Goal of the exercise. Count the lines below with the string "colágeno" in them. Only the number should be given.

★ ★ ★ ★ ★ ★ ★

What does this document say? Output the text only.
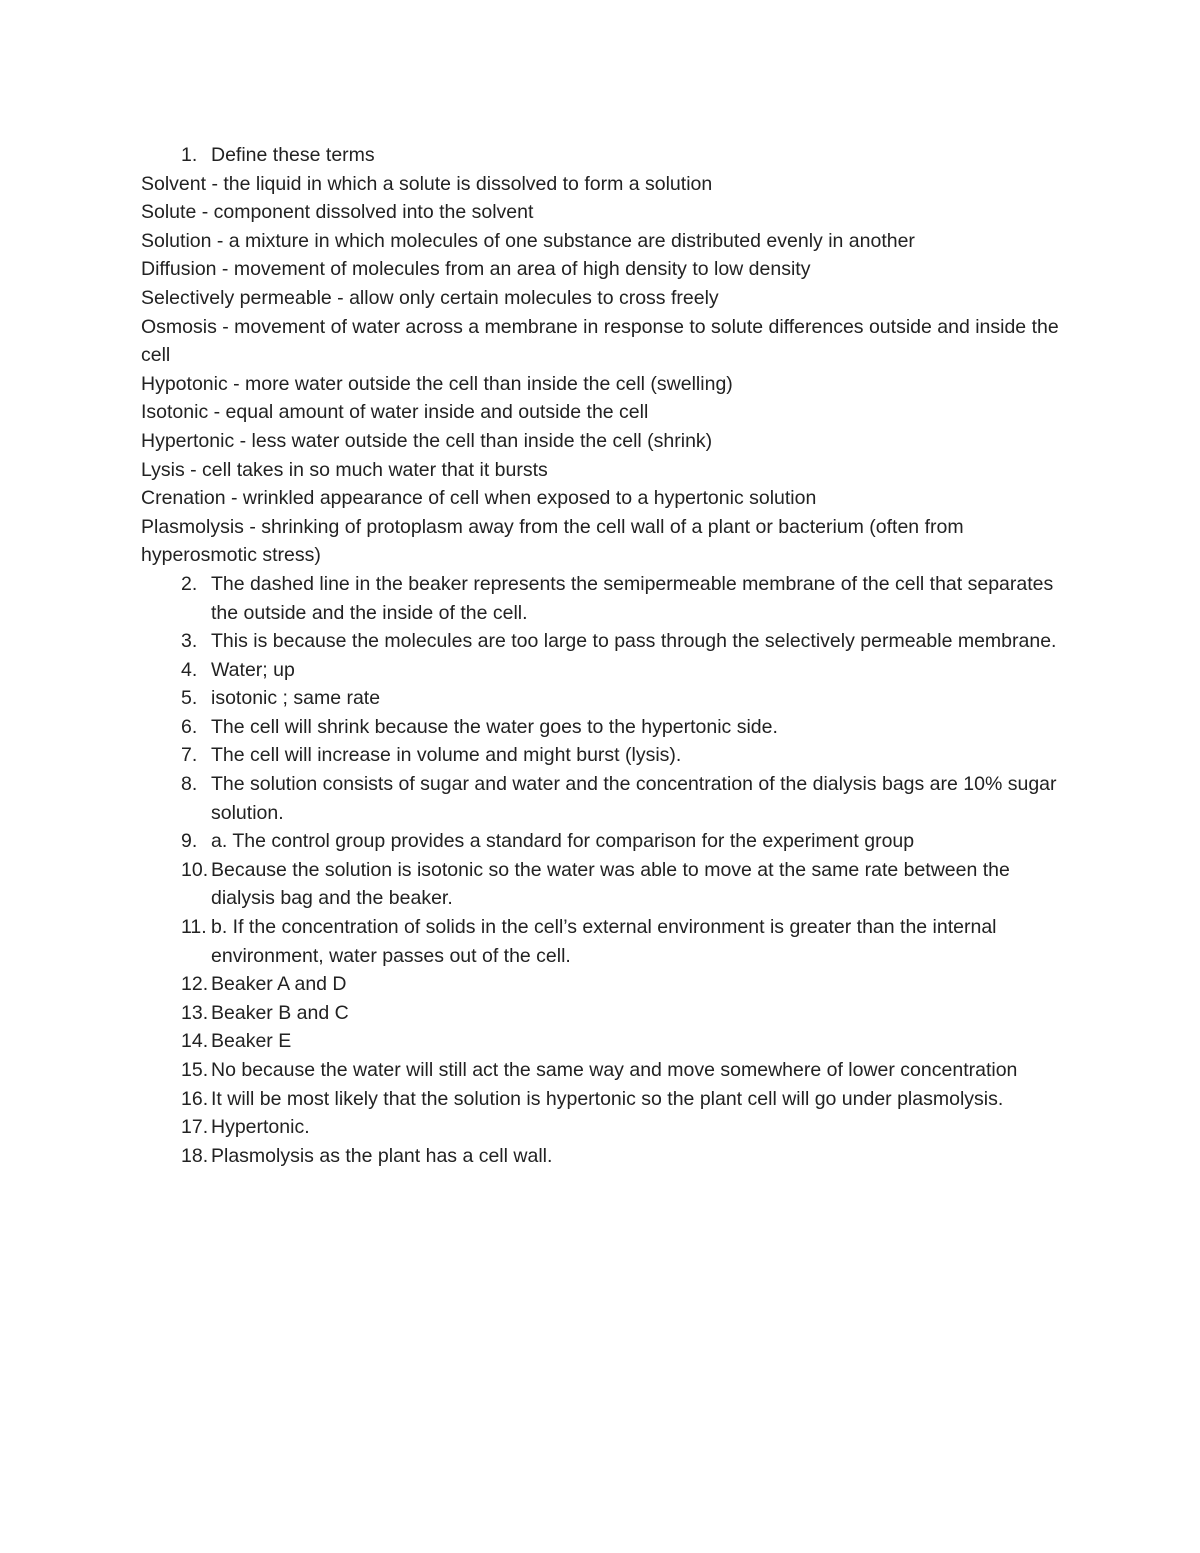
1. Define these terms
Solvent - the liquid in which a solute is dissolved to form a solution
Solute - component dissolved into the solvent
Solution - a mixture in which molecules of one substance are distributed evenly in another
Diffusion - movement of molecules from an area of high density to low density
Selectively permeable - allow only certain molecules to cross freely
Osmosis - movement of water across a membrane in response to solute differences outside and inside the cell
Hypotonic - more water outside the cell than inside the cell (swelling)
Isotonic - equal amount of water inside and outside the cell
Hypertonic - less water outside the cell than inside the cell (shrink)
Lysis - cell takes in so much water that it bursts
Crenation - wrinkled appearance of cell when exposed to a hypertonic solution
Plasmolysis - shrinking of protoplasm away from the cell wall of a plant or bacterium (often from hyperosmotic stress)
2. The dashed line in the beaker represents the semipermeable membrane of the cell that separates the outside and the inside of the cell.
3. This is because the molecules are too large to pass through the selectively permeable membrane.
4. Water; up
5. isotonic ; same rate
6. The cell will shrink because the water goes to the hypertonic side.
7. The cell will increase in volume and might burst (lysis).
8. The solution consists of sugar and water and the concentration of the dialysis bags are 10% sugar solution.
9. a. The control group provides a standard for comparison for the experiment group
10. Because the solution is isotonic so the water was able to move at the same rate between the dialysis bag and the beaker.
11. b. If the concentration of solids in the cell’s external environment is greater than the internal environment, water passes out of the cell.
12. Beaker A and D
13. Beaker B and C
14. Beaker E
15. No because the water will still act the same way and move somewhere of lower concentration
16. It will be most likely that the solution is hypertonic so the plant cell will go under plasmolysis.
17. Hypertonic.
18. Plasmolysis as the plant has a cell wall.
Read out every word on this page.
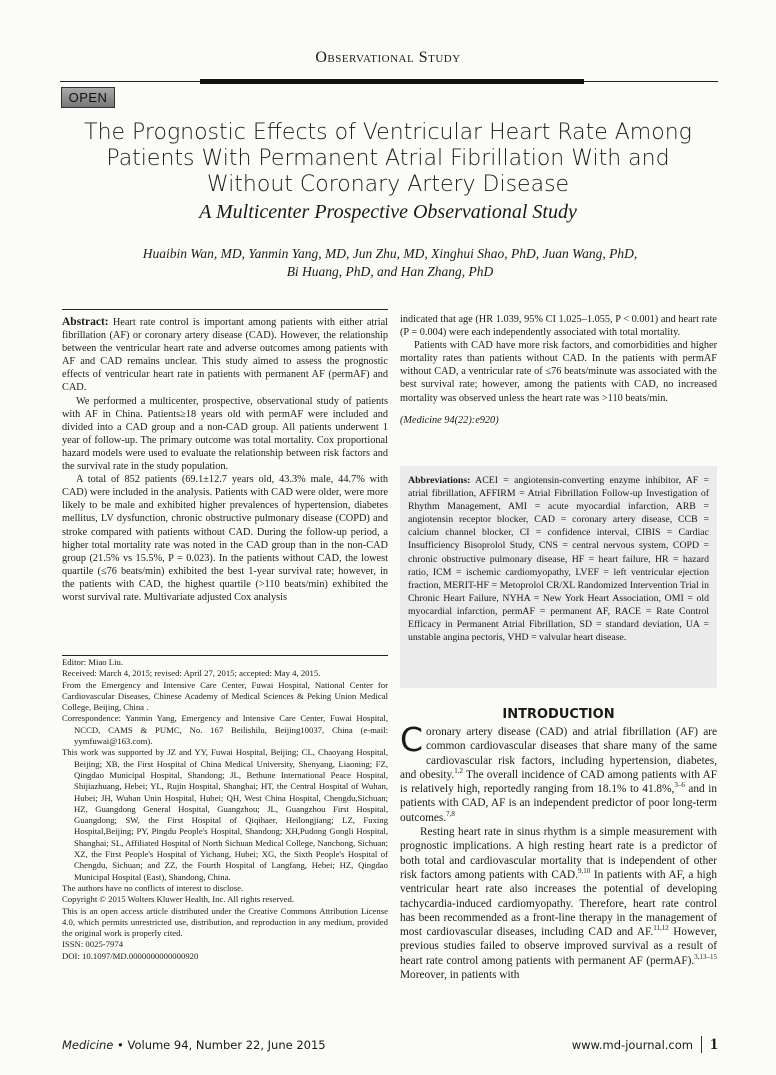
Observational Study
OPEN
The Prognostic Effects of Ventricular Heart Rate Among
Patients With Permanent Atrial Fibrillation With and
Without Coronary Artery Disease
A Multicenter Prospective Observational Study
Huaibin Wan, MD, Yanmin Yang, MD, Jun Zhu, MD, Xinghui Shao, PhD, Juan Wang, PhD,
Bi Huang, PhD, and Han Zhang, PhD

Abstract: Heart rate control is important among patients with either atrial fibrillation (AF) or coronary artery disease (CAD). However, the relationship between the ventricular heart rate and adverse outcomes among patients with AF and CAD remains unclear. This study aimed to assess the prognostic effects of ventricular heart rate in patients with permanent AF (permAF) and CAD.

We performed a multicenter, prospective, observational study of patients with AF in China. Patients≥18 years old with permAF were included and divided into a CAD group and a non-CAD group. All patients underwent 1 year of follow-up. The primary outcome was total mortality. Cox proportional hazard models were used to evaluate the relationship between risk factors and the survival rate in the study population.

A total of 852 patients (69.1±12.7 years old, 43.3% male, 44.7% with CAD) were included in the analysis. Patients with CAD were older, were more likely to be male and exhibited higher prevalences of hypertension, diabetes mellitus, LV dysfunction, chronic obstructive pulmonary disease (COPD) and stroke compared with patients without CAD. During the follow-up period, a higher total mortality rate was noted in the CAD group than in the non-CAD group (21.5% vs 15.5%, P = 0.023). In the patients without CAD, the lowest quartile (≤76 beats/min) exhibited the best 1-year survival rate; however, in the patients with CAD, the highest quartile (>110 beats/min) exhibited the worst survival rate. Multivariate adjusted Cox analysis

Editor: Miao Liu.

Received: March 4, 2015; revised: April 27, 2015; accepted: May 4, 2015.

From the Emergency and Intensive Care Center, Fuwai Hospital, National Center for Cardiovascular Diseases, Chinese Academy of Medical Sciences & Peking Union Medical College, Beijing, China .

Correspondence: Yanmin Yang, Emergency and Intensive Care Center, Fuwai Hospital, NCCD, CAMS & PUMC, No. 167 Beilishilu, Beijing10037, China (e-mail: yymfuwai@163.com).

This work was supported by JZ and YY, Fuwai Hospital, Beijing; CL, Chaoyang Hospital, Beijing; XB, the First Hospital of China Medical University, Shenyang, Liaoning; FZ, Qingdao Municipal Hospital, Shandong; JL, Bethune International Peace Hospital, Shijiazhuang, Hebei; YL, Rujin Hospital, Shanghai; HT, the Central Hospital of Wuhan, Hubei; JH, Wuhan Unin Hospital, Hubei; QH, West China Hospital, Chengdu,Sichuan; HZ, Guangdong General Hospital, Guangzhou; JL, Guangzhou First Hospital, Guangdong; SW, the First Hospital of Qiqihaer, Heilongjiang; LZ, Fuxing Hospital,Beijing; PY, Pingdu People's Hospital, Shandong; XH,Pudong Gongli Hospital, Shanghai; SL, Affiliated Hospital of North Sichuan Medical College, Nanchong, Sichuan; XZ, the First People's Hospital of Yichang, Hubei; XG, the Sixth People's Hospital of Chengdu, Sichuan; and ZZ, the Fourth Hospital of Langfang, Hebei; HZ, Qingdao Municipal Hospital (East), Shandong, China.

The authors have no conflicts of interest to disclose.

Copyright © 2015 Wolters Kluwer Health, Inc. All rights reserved.

This is an open access article distributed under the Creative Commons Attribution License 4.0, which permits unrestricted use, distribution, and reproduction in any medium, provided the original work is properly cited.

ISSN: 0025-7974

DOI: 10.1097/MD.0000000000000920

indicated that age (HR 1.039, 95% CI 1.025–1.055, P < 0.001) and heart rate (P = 0.004) were each independently associated with total mortality.

Patients with CAD have more risk factors, and comorbidities and higher mortality rates than patients without CAD. In the patients with permAF without CAD, a ventricular rate of ≤76 beats/minute was associated with the best survival rate; however, among the patients with CAD, no increased mortality was observed unless the heart rate was >110 beats/min.

(Medicine 94(22):e920)

Abbreviations: ACEI = angiotensin-converting enzyme inhibitor, AF = atrial fibrillation, AFFIRM = Atrial Fibrillation Follow-up Investigation of Rhythm Management, AMI = acute myocardial infarction, ARB = angiotensin receptor blocker, CAD = coronary artery disease, CCB = calcium channel blocker, CI = confidence interval, CIBIS = Cardiac Insufficiency Bisoprolol Study, CNS = central nervous system, COPD = chronic obstructive pulmonary disease, HF = heart failure, HR = hazard ratio, ICM = ischemic cardiomyopathy, LVEF = left ventricular ejection fraction, MERIT-HF = Metoprolol CR/XL Randomized Intervention Trial in Chronic Heart Failure, NYHA = New York Heart Association, OMI = old myocardial infarction, permAF = permanent AF, RACE = Rate Control Efficacy in Permanent Atrial Fibrillation, SD = standard deviation, UA = unstable angina pectoris, VHD = valvular heart disease.
INTRODUCTION

Coronary artery disease (CAD) and atrial fibrillation (AF) are common cardiovascular diseases that share many of the same cardiovascular risk factors, including hypertension, diabetes, and obesity.$^{1,2}$ The overall incidence of CAD among patients with AF is relatively high, reportedly ranging from 18.1% to 41.8%,$^{3-6}$ and in patients with CAD, AF is an independent predictor of poor long-term outcomes.$^{7,8}$

Resting heart rate in sinus rhythm is a simple measurement with prognostic implications. A high resting heart rate is a predictor of both total and cardiovascular mortality that is independent of other risk factors among patients with CAD.$^{9,10}$ In patients with AF, a high ventricular heart rate also increases the potential of developing tachycardia-induced cardiomyopathy. Therefore, heart rate control has been recommended as a front-line therapy in the management of most cardiovascular diseases, including CAD and AF.$^{11,12}$ However, previous studies failed to observe improved survival as a result of heart rate control among patients with permanent AF (permAF).$^{3,13-15}$ Moreover, in patients with

Medicine • Volume 94, Number 22, June 2015	www.md-journal.com 1
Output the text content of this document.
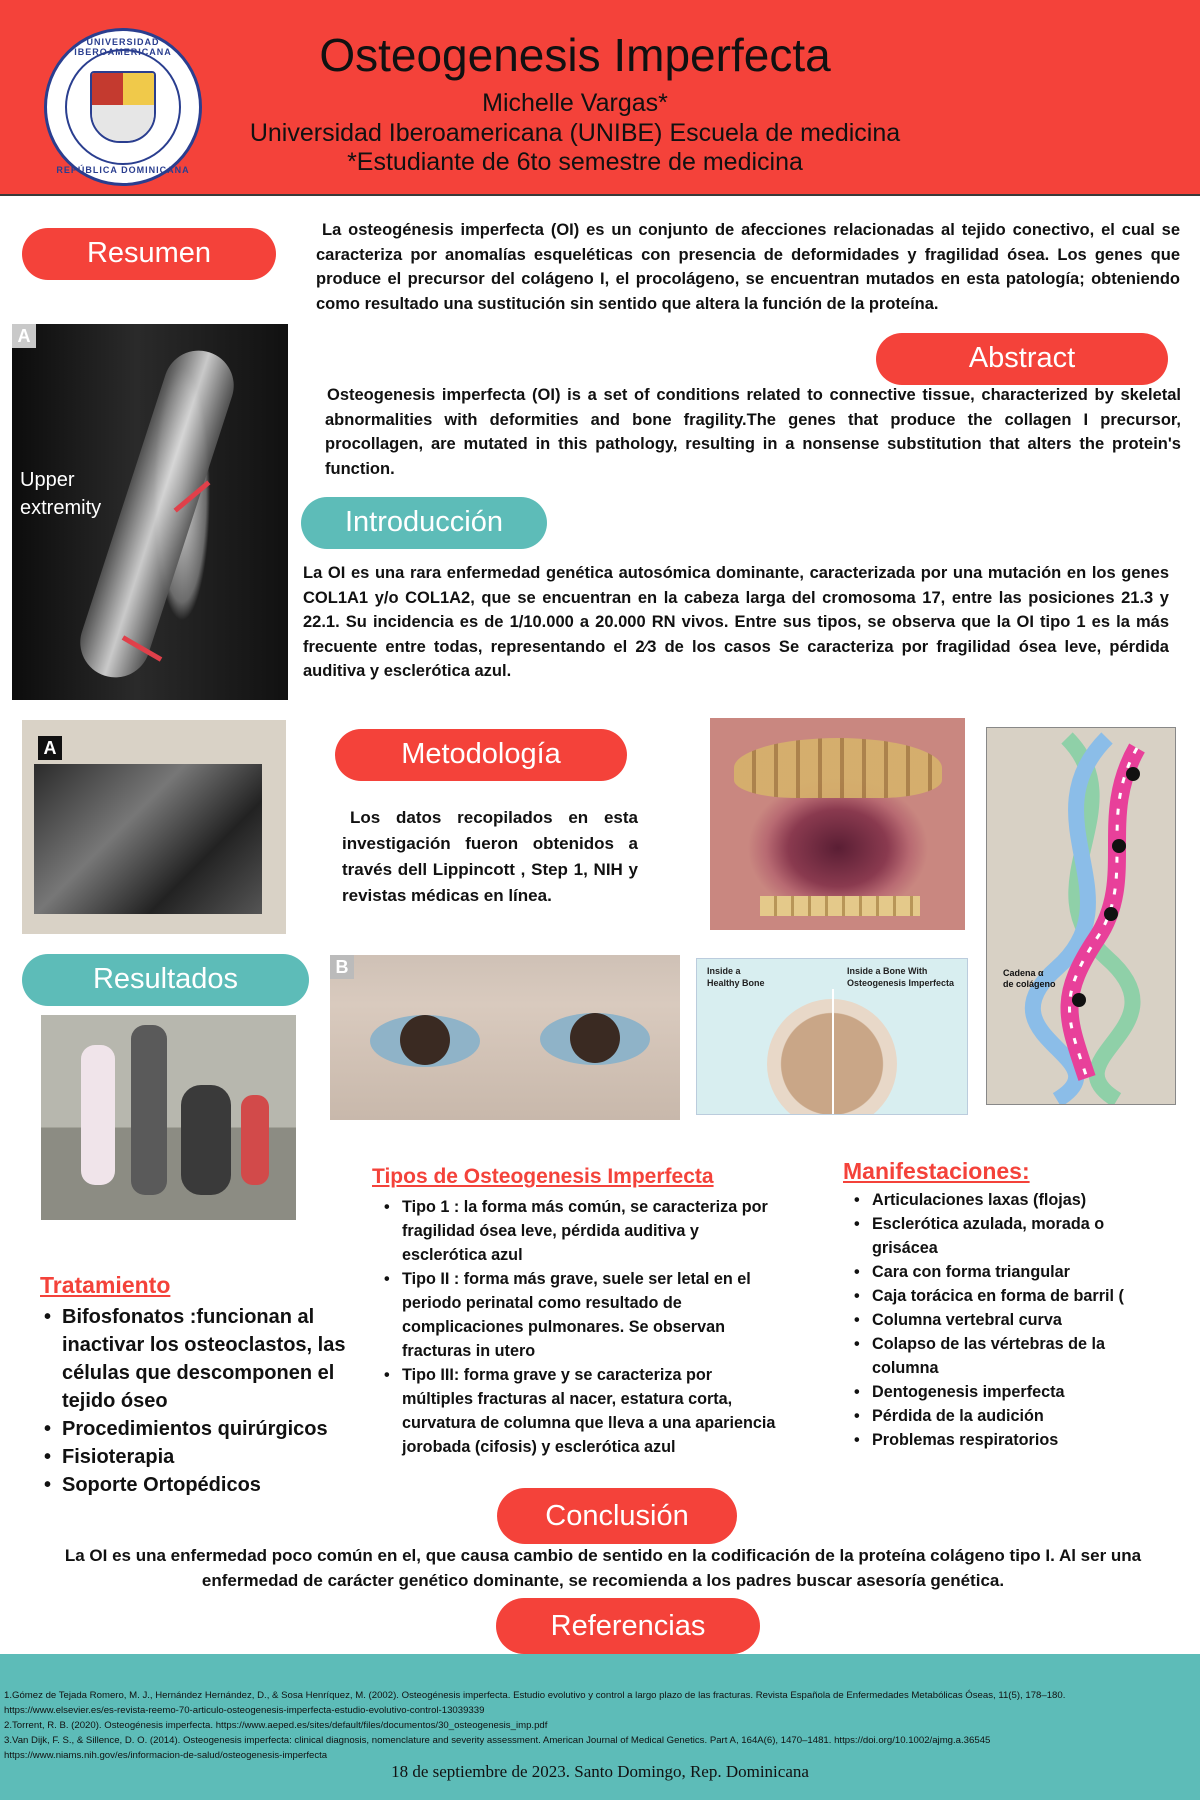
UNIVERSIDAD IBEROAMERICANA
REPÚBLICA DOMINICANA
Osteogenesis Imperfecta
Michelle Vargas*
Universidad Iberoamericana (UNIBE) Escuela de medicina
*Estudiante de 6to semestre de medicina
Resumen
La osteogénesis imperfecta (OI) es un conjunto de afecciones relacionadas al tejido conectivo, el cual se caracteriza por anomalías esqueléticas con presencia de deformidades y fragilidad ósea. Los genes que produce el precursor del colágeno I, el procolágeno, se encuentran mutados en esta patología; obteniendo como resultado una sustitución sin sentido que altera la función de la proteína.
A
Upper
extremity
Abstract
Osteogenesis imperfecta (OI) is a set of conditions related to connective tissue, characterized by skeletal abnormalities with deformities and bone fragility.The genes that produce the collagen I precursor, procollagen, are mutated in this pathology, resulting in a nonsense substitution that alters the protein's function.
Introducción
La OI es una rara enfermedad genética autosómica dominante, caracterizada por una mutación en los genes COL1A1 y/o COL1A2, que se encuentran en la cabeza larga del cromosoma 17, entre las posiciones 21.3 y 22.1. Su incidencia es de 1/10.000 a 20.000 RN vivos. Entre sus tipos, se observa que la OI tipo 1 es la más frecuente entre todas, representando el 2⁄3 de los casos Se caracteriza por fragilidad ósea leve, pérdida auditiva y esclerótica azul.
A	Metodología
Los datos recopilados en esta investigación fueron obtenidos a través dell Lippincott , Step 1, NIH y revistas médicas en línea.
Cadena α
de colágeno
Resultados	B	Inside a
Healthy Bone
Inside a Bone With
Osteogenesis Imperfecta
Tipos de Osteogenesis Imperfecta
• Tipo 1 : la forma más común, se caracteriza por fragilidad ósea leve, pérdida auditiva y esclerótica azul
• Tipo II : forma más grave, suele ser letal en el periodo perinatal como resultado de complicaciones pulmonares. Se observan fracturas in utero
• Tipo III: forma grave y se caracteriza por múltiples fracturas al nacer, estatura corta, curvatura de columna que lleva a una apariencia jorobada (cifosis) y esclerótica azul
Manifestaciones:
• Articulaciones laxas (flojas)
• Esclerótica azulada, morada o grisácea
• Cara con forma triangular
• Caja torácica en forma de barril (
• Columna vertebral curva
• Colapso de las vértebras de la columna
• Dentogenesis imperfecta
• Pérdida de la audición
• Problemas respiratorios
Tratamiento
• Bifosfonatos :funcionan al inactivar los osteoclastos, las células que descomponen el tejido óseo
• Procedimientos quirúrgicos
• Fisioterapia
• Soporte Ortopédicos
Conclusión
La OI es una enfermedad poco común en el, que causa cambio de sentido en la codificación de la proteína colágeno tipo I. Al ser una enfermedad de carácter genético dominante, se recomienda a los padres buscar asesoría genética.
Referencias
1.Gómez de Tejada Romero, M. J., Hernández Hernández, D., & Sosa Henríquez, M. (2002). Osteogénesis imperfecta. Estudio evolutivo y control a largo plazo de las fracturas. Revista Española de Enfermedades Metabólicas Óseas, 11(5), 178–180.
https://www.elsevier.es/es-revista-reemo-70-articulo-osteogenesis-imperfecta-estudio-evolutivo-control-13039339
2.Torrent, R. B. (2020). Osteogénesis imperfecta. https://www.aeped.es/sites/default/files/documentos/30_osteogenesis_imp.pdf
3.Van Dijk, F. S., & Sillence, D. O. (2014). Osteogenesis imperfecta: clinical diagnosis, nomenclature and severity assessment. American Journal of Medical Genetics. Part A, 164A(6), 1470–1481. https://doi.org/10.1002/ajmg.a.36545
https://www.niams.nih.gov/es/informacion-de-salud/osteogenesis-imperfecta
18 de septiembre de 2023. Santo Domingo, Rep. Dominicana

★ ★ ★ ★ ★ ★ ★

Reply to the task. 3